======== LISTED ENTRIES ========
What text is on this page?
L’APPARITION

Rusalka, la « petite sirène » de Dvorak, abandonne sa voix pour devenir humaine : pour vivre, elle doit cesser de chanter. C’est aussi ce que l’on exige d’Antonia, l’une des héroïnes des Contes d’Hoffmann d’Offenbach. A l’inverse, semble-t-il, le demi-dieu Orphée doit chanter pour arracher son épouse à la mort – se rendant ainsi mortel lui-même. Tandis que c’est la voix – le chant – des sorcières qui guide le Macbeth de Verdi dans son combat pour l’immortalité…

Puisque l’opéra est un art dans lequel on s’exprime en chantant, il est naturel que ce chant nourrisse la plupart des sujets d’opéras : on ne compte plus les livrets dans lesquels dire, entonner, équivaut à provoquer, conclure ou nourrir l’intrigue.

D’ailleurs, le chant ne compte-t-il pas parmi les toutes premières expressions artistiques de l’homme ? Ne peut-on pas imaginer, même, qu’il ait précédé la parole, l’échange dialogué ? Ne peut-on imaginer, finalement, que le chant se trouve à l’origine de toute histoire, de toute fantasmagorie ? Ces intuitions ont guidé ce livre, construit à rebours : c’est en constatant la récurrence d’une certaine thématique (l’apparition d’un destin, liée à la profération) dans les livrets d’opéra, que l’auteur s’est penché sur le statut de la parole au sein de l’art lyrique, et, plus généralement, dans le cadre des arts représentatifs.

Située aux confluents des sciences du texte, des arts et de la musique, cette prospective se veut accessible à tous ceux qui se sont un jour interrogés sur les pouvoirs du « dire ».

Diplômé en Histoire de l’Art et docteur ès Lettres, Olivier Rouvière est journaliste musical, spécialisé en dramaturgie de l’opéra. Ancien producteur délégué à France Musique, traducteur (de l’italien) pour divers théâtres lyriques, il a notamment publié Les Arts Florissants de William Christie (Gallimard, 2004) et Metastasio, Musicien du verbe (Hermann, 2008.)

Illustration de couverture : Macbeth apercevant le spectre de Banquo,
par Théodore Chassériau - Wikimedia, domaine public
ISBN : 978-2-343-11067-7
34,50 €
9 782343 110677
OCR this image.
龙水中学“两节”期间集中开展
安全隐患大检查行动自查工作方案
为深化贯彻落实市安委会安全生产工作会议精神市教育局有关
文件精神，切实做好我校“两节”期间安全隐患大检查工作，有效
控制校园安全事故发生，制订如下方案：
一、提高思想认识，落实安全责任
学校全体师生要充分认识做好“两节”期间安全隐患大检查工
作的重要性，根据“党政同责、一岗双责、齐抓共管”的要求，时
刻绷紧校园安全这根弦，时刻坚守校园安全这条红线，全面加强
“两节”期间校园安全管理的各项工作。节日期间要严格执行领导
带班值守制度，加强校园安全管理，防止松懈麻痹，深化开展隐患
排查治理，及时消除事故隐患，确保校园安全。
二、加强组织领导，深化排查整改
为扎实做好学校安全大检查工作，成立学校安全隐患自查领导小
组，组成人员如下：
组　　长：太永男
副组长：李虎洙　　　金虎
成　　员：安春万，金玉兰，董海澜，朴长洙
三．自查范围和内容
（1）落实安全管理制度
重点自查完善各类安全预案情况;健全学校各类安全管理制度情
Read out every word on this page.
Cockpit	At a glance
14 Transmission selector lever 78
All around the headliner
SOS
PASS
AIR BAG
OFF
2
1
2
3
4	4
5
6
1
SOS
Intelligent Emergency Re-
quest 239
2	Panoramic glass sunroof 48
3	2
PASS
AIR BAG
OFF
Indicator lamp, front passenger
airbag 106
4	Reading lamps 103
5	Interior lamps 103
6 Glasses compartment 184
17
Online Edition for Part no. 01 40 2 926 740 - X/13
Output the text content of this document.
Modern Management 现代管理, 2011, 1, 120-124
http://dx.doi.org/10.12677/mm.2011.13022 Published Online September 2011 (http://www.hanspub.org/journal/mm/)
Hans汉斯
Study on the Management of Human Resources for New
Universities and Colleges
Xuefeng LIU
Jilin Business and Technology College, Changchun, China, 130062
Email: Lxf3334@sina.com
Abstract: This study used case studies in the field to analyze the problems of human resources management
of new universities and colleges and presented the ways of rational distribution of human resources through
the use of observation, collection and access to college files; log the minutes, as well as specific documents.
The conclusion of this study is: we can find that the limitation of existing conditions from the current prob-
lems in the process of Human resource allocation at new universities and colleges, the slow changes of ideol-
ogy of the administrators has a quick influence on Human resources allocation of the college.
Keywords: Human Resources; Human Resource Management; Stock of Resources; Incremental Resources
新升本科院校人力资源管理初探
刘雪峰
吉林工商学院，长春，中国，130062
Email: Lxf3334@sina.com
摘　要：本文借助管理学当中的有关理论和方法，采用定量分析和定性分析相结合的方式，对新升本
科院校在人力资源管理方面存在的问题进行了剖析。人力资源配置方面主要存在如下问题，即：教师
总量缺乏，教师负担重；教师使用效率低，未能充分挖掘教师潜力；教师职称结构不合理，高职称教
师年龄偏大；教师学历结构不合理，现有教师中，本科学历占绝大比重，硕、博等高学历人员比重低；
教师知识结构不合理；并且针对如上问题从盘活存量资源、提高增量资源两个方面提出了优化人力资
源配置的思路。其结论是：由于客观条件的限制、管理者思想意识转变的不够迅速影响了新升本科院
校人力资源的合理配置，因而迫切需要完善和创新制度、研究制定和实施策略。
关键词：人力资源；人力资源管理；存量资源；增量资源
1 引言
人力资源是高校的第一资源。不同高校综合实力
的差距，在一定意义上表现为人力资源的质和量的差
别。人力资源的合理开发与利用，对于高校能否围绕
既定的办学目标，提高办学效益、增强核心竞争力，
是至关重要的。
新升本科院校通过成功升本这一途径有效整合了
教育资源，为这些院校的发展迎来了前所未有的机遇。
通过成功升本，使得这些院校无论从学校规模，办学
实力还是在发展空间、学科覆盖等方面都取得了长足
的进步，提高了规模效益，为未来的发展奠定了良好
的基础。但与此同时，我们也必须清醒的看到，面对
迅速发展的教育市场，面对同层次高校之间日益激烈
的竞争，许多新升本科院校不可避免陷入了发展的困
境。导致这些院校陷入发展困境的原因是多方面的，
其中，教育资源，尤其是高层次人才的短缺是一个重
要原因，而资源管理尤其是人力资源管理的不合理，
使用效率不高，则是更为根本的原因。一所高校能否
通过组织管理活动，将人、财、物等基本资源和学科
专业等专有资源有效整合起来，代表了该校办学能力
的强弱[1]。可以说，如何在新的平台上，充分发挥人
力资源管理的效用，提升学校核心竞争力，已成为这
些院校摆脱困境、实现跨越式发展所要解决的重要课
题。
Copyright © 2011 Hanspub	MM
========
#### PROBLEM DESCRIPTION
Using the listing, copy every line where the word "lamps" shows up.

#### WRITTEN SOLUTION
4	Reading lamps 103
5	Interior lamps 103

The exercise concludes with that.